> [Requirements]:
Within the material below, find each line bearing the word "title" and present it.

> [Data records]:
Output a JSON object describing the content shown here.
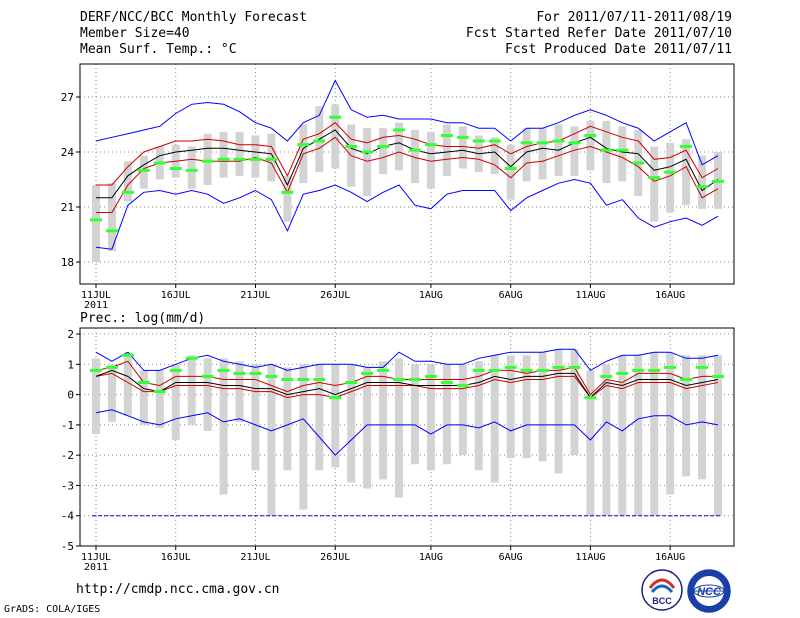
{
  "header": {
    "left": [
      "DERF/NCC/BCC Monthly Forecast",
      "Member Size=40",
      "Mean Surf. Temp.: °C"
    ],
    "right": [
      "For 2011/07/11-2011/08/19",
      "Fcst Started Refer Date 2011/07/10",
      "Fcst Produced Date 2011/07/11"
    ]
  },
  "footer": {
    "url": "http://cmdp.ncc.cma.gov.cn",
    "grads": "GrADS: COLA/IGES"
  },
  "logos": {
    "bcc": "BCC",
    "ncc": "NCC"
  },
  "colors": {
    "max_min": "#0000ff",
    "quartile": "#cc0000",
    "median": "#000000",
    "observed": "#33ff33",
    "spread": "#d3d3d3"
  },
  "chart_data": [
    {
      "type": "line",
      "title": "Mean Surf. Temp.: °C",
      "x_ticks": [
        "11JUL",
        "16JUL",
        "21JUL",
        "26JUL",
        "1AUG",
        "6AUG",
        "11AUG",
        "16AUG"
      ],
      "x_tick_index": [
        0,
        5,
        10,
        15,
        21,
        26,
        31,
        36
      ],
      "x_sublabel": "2011",
      "ylim": [
        16.8,
        28.8
      ],
      "y_ticks": [
        18,
        21,
        24,
        27
      ],
      "days": 40,
      "series": [
        {
          "name": "max",
          "values": [
            24.6,
            24.8,
            25.0,
            25.2,
            25.4,
            26.1,
            26.6,
            26.7,
            26.6,
            26.2,
            25.6,
            25.3,
            24.6,
            25.6,
            26.0,
            27.9,
            26.3,
            25.9,
            26.0,
            25.8,
            25.8,
            25.8,
            25.6,
            25.6,
            25.3,
            25.3,
            24.6,
            25.3,
            25.3,
            25.6,
            26.0,
            26.3,
            26.0,
            25.6,
            25.3,
            24.6,
            25.1,
            25.6,
            23.3,
            23.8
          ]
        },
        {
          "name": "p75",
          "values": [
            22.2,
            22.2,
            23.2,
            24.0,
            24.3,
            24.6,
            24.6,
            24.7,
            24.6,
            24.4,
            24.4,
            24.3,
            22.7,
            24.7,
            25.0,
            25.6,
            24.7,
            24.5,
            24.8,
            24.9,
            24.7,
            24.4,
            24.3,
            24.3,
            24.2,
            24.4,
            23.9,
            24.3,
            24.5,
            24.6,
            25.0,
            25.4,
            25.1,
            24.8,
            24.6,
            23.6,
            23.7,
            24.1,
            22.6,
            23.1
          ]
        },
        {
          "name": "median",
          "values": [
            21.5,
            21.5,
            22.7,
            23.3,
            23.8,
            24.0,
            24.1,
            24.2,
            24.2,
            24.1,
            24.0,
            23.9,
            22.2,
            24.2,
            24.7,
            25.2,
            24.2,
            23.9,
            24.3,
            24.5,
            24.1,
            23.9,
            24.0,
            24.1,
            23.9,
            24.0,
            23.2,
            24.0,
            24.2,
            24.1,
            24.5,
            24.8,
            24.2,
            24.0,
            23.9,
            23.0,
            23.2,
            23.6,
            21.9,
            22.5
          ]
        },
        {
          "name": "p25",
          "values": [
            20.7,
            20.7,
            22.2,
            23.1,
            23.4,
            23.5,
            23.6,
            23.5,
            23.5,
            23.5,
            23.7,
            23.4,
            21.8,
            23.9,
            24.2,
            24.8,
            23.8,
            23.5,
            23.7,
            24.0,
            23.7,
            23.5,
            23.6,
            23.7,
            23.6,
            23.3,
            22.6,
            23.4,
            23.5,
            23.8,
            24.1,
            24.3,
            24.0,
            23.7,
            23.2,
            22.4,
            22.7,
            23.2,
            21.5,
            22.0
          ]
        },
        {
          "name": "min",
          "values": [
            18.8,
            18.7,
            21.1,
            21.8,
            21.9,
            21.7,
            21.9,
            21.7,
            21.2,
            21.5,
            21.9,
            21.4,
            19.7,
            21.7,
            21.9,
            22.2,
            21.8,
            21.3,
            21.8,
            22.2,
            21.1,
            20.9,
            21.7,
            21.9,
            21.9,
            21.9,
            20.8,
            21.5,
            21.9,
            22.3,
            22.5,
            22.3,
            21.1,
            21.4,
            20.4,
            19.9,
            20.2,
            20.4,
            20.0,
            20.5
          ]
        },
        {
          "name": "observed",
          "values": [
            20.3,
            19.7,
            21.8,
            23.0,
            23.4,
            23.1,
            23.0,
            23.5,
            23.6,
            23.6,
            23.6,
            23.6,
            21.8,
            24.4,
            24.6,
            25.9,
            24.3,
            24.0,
            24.3,
            25.2,
            24.1,
            24.4,
            24.9,
            24.8,
            24.6,
            24.6,
            23.1,
            24.5,
            24.5,
            24.6,
            24.5,
            24.9,
            24.1,
            24.1,
            23.4,
            22.6,
            22.9,
            24.3,
            22.1,
            22.4
          ]
        },
        {
          "name": "spread_high",
          "values": [
            22.2,
            22.3,
            23.5,
            23.8,
            24.3,
            24.4,
            24.3,
            25.0,
            25.1,
            25.1,
            24.9,
            25.0,
            22.7,
            25.5,
            26.5,
            26.6,
            25.5,
            25.3,
            25.3,
            25.6,
            25.2,
            25.1,
            25.5,
            25.4,
            24.9,
            24.8,
            24.4,
            25.3,
            25.3,
            25.5,
            25.4,
            25.7,
            25.7,
            25.4,
            25.2,
            24.3,
            24.5,
            24.7,
            23.8,
            24.0
          ]
        },
        {
          "name": "spread_low",
          "values": [
            18.0,
            18.6,
            21.3,
            22.0,
            22.5,
            22.6,
            22.0,
            22.2,
            22.6,
            22.7,
            22.6,
            22.4,
            20.2,
            22.3,
            22.9,
            23.1,
            22.1,
            21.6,
            22.8,
            23.0,
            22.3,
            22.0,
            22.7,
            23.1,
            22.9,
            22.8,
            21.4,
            22.4,
            22.5,
            22.7,
            22.7,
            23.0,
            22.3,
            22.4,
            21.6,
            20.2,
            20.7,
            21.1,
            20.9,
            20.9
          ]
        }
      ]
    },
    {
      "type": "line",
      "title": "Prec.: log(mm/d)",
      "x_ticks": [
        "11JUL",
        "16JUL",
        "21JUL",
        "26JUL",
        "1AUG",
        "6AUG",
        "11AUG",
        "16AUG"
      ],
      "x_tick_index": [
        0,
        5,
        10,
        15,
        21,
        26,
        31,
        36
      ],
      "x_sublabel": "2011",
      "ylim": [
        -5,
        2.2
      ],
      "y_ticks": [
        -5,
        -4,
        -3,
        -2,
        -1,
        0,
        1,
        2
      ],
      "days": 40,
      "reference_line": -4,
      "series": [
        {
          "name": "max",
          "values": [
            1.4,
            1.1,
            1.4,
            0.8,
            0.8,
            1.0,
            1.2,
            1.3,
            1.1,
            1.0,
            0.9,
            1.0,
            0.8,
            0.9,
            1.0,
            1.0,
            1.0,
            0.9,
            0.9,
            1.4,
            1.1,
            1.1,
            1.0,
            1.0,
            1.2,
            1.3,
            1.4,
            1.4,
            1.4,
            1.5,
            1.5,
            0.8,
            1.1,
            1.3,
            1.3,
            1.4,
            1.4,
            1.2,
            1.2,
            1.3
          ]
        },
        {
          "name": "p75",
          "values": [
            0.8,
            0.9,
            1.1,
            0.4,
            0.3,
            0.6,
            0.6,
            0.6,
            0.5,
            0.5,
            0.5,
            0.3,
            0.1,
            0.3,
            0.4,
            0.3,
            0.4,
            0.6,
            0.6,
            0.5,
            0.5,
            0.5,
            0.5,
            0.5,
            0.6,
            0.8,
            0.8,
            0.7,
            0.8,
            0.8,
            0.9,
            0.0,
            0.5,
            0.4,
            0.7,
            0.7,
            0.7,
            0.5,
            0.6,
            0.6
          ]
        },
        {
          "name": "median",
          "values": [
            0.6,
            0.8,
            0.6,
            0.2,
            0.1,
            0.4,
            0.4,
            0.4,
            0.3,
            0.3,
            0.2,
            0.2,
            0.0,
            0.1,
            0.2,
            0.0,
            0.2,
            0.4,
            0.4,
            0.4,
            0.3,
            0.3,
            0.3,
            0.3,
            0.4,
            0.6,
            0.5,
            0.6,
            0.6,
            0.7,
            0.7,
            -0.1,
            0.4,
            0.3,
            0.5,
            0.5,
            0.5,
            0.3,
            0.4,
            0.5
          ]
        },
        {
          "name": "p25",
          "values": [
            0.6,
            0.7,
            0.4,
            0.1,
            0.1,
            0.3,
            0.3,
            0.3,
            0.2,
            0.2,
            0.1,
            0.1,
            -0.1,
            0.0,
            0.0,
            -0.1,
            0.1,
            0.3,
            0.3,
            0.3,
            0.3,
            0.2,
            0.2,
            0.2,
            0.3,
            0.5,
            0.4,
            0.5,
            0.5,
            0.6,
            0.6,
            -0.1,
            0.3,
            0.2,
            0.4,
            0.4,
            0.4,
            0.2,
            0.3,
            0.4
          ]
        },
        {
          "name": "min",
          "values": [
            -0.6,
            -0.5,
            -0.7,
            -0.9,
            -1.0,
            -0.8,
            -0.7,
            -0.6,
            -0.9,
            -0.8,
            -1.0,
            -1.2,
            -1.0,
            -0.8,
            -1.4,
            -2.0,
            -1.5,
            -1.0,
            -1.0,
            -1.0,
            -1.0,
            -1.3,
            -1.0,
            -1.0,
            -1.1,
            -0.9,
            -1.2,
            -1.0,
            -1.0,
            -1.0,
            -1.0,
            -1.5,
            -0.9,
            -1.2,
            -0.8,
            -0.7,
            -0.7,
            -1.0,
            -0.9,
            -1.0
          ]
        },
        {
          "name": "observed",
          "values": [
            0.8,
            0.9,
            1.3,
            0.4,
            0.1,
            0.8,
            1.2,
            0.6,
            0.8,
            0.7,
            0.7,
            0.6,
            0.5,
            0.5,
            0.5,
            -0.1,
            0.4,
            0.7,
            0.8,
            0.5,
            0.5,
            0.6,
            0.4,
            0.3,
            0.8,
            0.8,
            0.9,
            0.8,
            0.8,
            0.9,
            0.9,
            -0.1,
            0.6,
            0.7,
            0.8,
            0.8,
            0.9,
            0.5,
            0.9,
            0.6
          ]
        },
        {
          "name": "spread_high",
          "values": [
            1.2,
            1.0,
            1.4,
            0.8,
            0.8,
            1.0,
            1.3,
            1.2,
            1.2,
            1.1,
            1.0,
            1.0,
            0.9,
            1.0,
            1.0,
            1.0,
            1.0,
            0.9,
            1.1,
            1.2,
            1.0,
            1.0,
            1.0,
            1.0,
            1.1,
            1.3,
            1.3,
            1.3,
            1.4,
            1.5,
            1.5,
            0.8,
            1.0,
            1.3,
            1.3,
            1.4,
            1.4,
            1.3,
            1.3,
            1.3
          ]
        },
        {
          "name": "spread_low",
          "values": [
            -1.3,
            -0.9,
            -0.7,
            -1.0,
            -1.1,
            -1.5,
            -1.0,
            -1.2,
            -3.3,
            -0.9,
            -2.5,
            -4.0,
            -2.5,
            -3.8,
            -2.5,
            -2.4,
            -2.9,
            -3.1,
            -2.8,
            -3.4,
            -2.3,
            -2.5,
            -2.3,
            -2.0,
            -2.5,
            -2.9,
            -2.1,
            -2.1,
            -2.2,
            -2.6,
            -2.0,
            -4.0,
            -4.0,
            -4.0,
            -4.0,
            -4.0,
            -3.3,
            -2.7,
            -2.8,
            -4.0
          ]
        }
      ]
    }
  ]
}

> [Final result]:
      "title": "Mean Surf. Temp.: °C",
      "title": "Prec.: log(mm/d)",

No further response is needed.